EXERCISE REQUIREMENTS
In the records below, pick out all lines containing the word "name".

>>>

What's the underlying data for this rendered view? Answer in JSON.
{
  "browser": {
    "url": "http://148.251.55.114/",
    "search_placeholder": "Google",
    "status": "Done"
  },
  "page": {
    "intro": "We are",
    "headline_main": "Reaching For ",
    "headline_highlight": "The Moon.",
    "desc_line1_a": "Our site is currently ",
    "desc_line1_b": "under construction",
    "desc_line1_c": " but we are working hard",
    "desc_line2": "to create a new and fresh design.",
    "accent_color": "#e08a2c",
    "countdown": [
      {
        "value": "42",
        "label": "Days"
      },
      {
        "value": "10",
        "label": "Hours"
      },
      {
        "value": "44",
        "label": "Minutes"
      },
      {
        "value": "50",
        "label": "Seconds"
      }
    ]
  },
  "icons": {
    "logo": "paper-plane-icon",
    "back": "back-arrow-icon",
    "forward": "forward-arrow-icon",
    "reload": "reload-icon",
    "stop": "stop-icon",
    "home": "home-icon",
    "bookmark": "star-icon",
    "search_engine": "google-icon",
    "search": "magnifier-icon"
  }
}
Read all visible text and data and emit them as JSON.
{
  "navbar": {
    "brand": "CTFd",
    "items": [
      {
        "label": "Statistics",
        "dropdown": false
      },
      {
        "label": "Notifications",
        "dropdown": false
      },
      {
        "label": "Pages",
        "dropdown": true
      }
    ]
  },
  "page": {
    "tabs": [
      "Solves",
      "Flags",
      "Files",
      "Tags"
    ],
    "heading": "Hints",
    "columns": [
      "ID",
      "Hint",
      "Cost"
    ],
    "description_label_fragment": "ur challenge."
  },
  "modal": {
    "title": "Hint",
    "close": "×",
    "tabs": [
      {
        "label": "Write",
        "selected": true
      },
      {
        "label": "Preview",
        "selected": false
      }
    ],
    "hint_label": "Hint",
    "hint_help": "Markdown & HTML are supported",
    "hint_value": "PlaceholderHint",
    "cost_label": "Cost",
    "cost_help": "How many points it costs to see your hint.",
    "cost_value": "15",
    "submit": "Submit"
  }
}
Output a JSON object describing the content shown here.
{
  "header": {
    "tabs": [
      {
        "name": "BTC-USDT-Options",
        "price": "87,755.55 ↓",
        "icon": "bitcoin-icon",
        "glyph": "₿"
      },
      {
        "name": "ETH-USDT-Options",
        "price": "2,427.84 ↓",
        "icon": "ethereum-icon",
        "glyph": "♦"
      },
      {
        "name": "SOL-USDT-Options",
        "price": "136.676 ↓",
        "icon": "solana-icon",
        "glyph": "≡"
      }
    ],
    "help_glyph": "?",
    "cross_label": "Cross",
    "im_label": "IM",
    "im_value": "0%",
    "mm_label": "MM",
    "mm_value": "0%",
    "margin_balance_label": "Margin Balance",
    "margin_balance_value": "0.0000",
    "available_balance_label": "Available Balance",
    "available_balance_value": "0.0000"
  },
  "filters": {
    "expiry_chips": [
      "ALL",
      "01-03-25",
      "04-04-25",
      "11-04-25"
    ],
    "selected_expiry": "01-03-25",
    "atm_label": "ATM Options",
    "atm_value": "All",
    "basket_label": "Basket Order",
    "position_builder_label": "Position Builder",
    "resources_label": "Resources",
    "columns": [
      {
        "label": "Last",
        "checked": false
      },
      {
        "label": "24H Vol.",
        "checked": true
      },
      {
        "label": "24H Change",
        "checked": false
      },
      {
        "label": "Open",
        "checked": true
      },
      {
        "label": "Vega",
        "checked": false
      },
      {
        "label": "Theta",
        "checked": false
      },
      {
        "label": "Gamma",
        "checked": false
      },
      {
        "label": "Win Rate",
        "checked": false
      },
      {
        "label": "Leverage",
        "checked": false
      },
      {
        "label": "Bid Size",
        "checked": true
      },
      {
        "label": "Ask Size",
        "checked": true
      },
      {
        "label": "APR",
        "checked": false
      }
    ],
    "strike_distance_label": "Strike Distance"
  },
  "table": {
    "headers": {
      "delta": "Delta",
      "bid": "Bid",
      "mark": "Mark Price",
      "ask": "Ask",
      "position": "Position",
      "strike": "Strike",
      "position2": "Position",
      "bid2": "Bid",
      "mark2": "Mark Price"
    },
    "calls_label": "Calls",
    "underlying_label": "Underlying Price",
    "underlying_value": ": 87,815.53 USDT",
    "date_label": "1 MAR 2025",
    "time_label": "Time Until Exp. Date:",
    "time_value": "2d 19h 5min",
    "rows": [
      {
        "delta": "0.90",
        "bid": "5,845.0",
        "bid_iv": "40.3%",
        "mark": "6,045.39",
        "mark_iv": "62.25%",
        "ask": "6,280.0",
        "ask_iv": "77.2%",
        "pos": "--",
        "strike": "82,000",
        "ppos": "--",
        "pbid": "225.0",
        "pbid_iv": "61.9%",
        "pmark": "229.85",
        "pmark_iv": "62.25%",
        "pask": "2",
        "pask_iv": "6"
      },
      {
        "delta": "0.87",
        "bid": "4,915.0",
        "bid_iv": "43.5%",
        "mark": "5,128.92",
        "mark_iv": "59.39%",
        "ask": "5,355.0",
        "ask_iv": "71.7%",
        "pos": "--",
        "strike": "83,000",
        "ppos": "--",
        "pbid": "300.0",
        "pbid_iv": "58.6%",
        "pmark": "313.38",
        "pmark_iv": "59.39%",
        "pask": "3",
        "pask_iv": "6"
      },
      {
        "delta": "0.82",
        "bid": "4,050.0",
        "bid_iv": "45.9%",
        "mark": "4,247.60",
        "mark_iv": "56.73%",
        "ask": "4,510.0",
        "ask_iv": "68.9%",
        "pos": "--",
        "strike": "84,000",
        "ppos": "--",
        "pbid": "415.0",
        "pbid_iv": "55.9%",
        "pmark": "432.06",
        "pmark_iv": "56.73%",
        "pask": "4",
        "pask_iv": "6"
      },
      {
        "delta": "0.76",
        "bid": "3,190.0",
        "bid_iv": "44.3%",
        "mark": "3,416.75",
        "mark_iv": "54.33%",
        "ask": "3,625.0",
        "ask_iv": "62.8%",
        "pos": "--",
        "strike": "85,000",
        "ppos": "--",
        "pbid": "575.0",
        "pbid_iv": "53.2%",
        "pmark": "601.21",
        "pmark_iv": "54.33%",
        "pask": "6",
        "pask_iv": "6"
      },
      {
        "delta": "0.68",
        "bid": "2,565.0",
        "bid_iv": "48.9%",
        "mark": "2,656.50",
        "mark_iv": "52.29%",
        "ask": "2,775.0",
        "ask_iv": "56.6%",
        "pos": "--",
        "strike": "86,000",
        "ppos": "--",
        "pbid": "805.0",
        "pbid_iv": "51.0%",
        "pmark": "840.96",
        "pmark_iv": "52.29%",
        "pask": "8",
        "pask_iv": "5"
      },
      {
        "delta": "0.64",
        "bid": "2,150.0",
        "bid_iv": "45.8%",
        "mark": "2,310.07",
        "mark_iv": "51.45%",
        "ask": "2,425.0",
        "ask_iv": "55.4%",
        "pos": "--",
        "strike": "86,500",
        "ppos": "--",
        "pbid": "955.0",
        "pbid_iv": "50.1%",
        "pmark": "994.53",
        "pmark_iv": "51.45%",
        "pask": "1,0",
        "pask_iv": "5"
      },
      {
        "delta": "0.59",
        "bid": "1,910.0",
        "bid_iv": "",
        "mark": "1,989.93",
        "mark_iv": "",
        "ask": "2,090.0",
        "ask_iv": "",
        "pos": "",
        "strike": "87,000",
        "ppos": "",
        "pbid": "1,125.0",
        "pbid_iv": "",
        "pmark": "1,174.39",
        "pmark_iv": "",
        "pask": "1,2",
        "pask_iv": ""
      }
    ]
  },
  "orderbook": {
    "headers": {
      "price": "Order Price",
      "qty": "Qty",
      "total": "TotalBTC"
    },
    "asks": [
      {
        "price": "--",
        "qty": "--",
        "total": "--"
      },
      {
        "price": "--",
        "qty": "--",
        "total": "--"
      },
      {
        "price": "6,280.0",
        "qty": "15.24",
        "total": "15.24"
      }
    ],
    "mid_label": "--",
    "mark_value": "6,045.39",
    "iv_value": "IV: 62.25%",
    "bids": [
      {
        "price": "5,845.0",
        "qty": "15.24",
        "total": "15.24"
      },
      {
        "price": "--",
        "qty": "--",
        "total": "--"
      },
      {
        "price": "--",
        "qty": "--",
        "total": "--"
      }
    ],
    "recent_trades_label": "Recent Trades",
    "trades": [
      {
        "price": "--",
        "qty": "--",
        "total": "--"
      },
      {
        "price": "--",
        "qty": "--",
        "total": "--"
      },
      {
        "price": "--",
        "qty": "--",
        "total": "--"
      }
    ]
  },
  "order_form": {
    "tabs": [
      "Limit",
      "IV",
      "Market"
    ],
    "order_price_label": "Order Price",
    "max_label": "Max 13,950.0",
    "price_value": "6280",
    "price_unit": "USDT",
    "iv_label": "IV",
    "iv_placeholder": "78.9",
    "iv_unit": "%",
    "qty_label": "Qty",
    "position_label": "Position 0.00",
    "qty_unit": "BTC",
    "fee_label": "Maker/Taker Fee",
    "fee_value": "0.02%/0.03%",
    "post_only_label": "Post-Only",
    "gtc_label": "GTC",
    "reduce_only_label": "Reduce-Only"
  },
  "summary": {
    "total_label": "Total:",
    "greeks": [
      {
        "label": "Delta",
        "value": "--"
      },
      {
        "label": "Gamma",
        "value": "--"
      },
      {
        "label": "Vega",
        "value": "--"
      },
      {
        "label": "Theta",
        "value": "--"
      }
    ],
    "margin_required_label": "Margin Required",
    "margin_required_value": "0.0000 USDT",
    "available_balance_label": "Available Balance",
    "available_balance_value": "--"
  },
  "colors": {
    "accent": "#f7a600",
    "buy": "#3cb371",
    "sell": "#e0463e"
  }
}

<<<

RESULT OF THIS EXERCISE
        "name": "BTC-USDT-Options",
        "name": "ETH-USDT-Options",
        "name": "SOL-USDT-Options",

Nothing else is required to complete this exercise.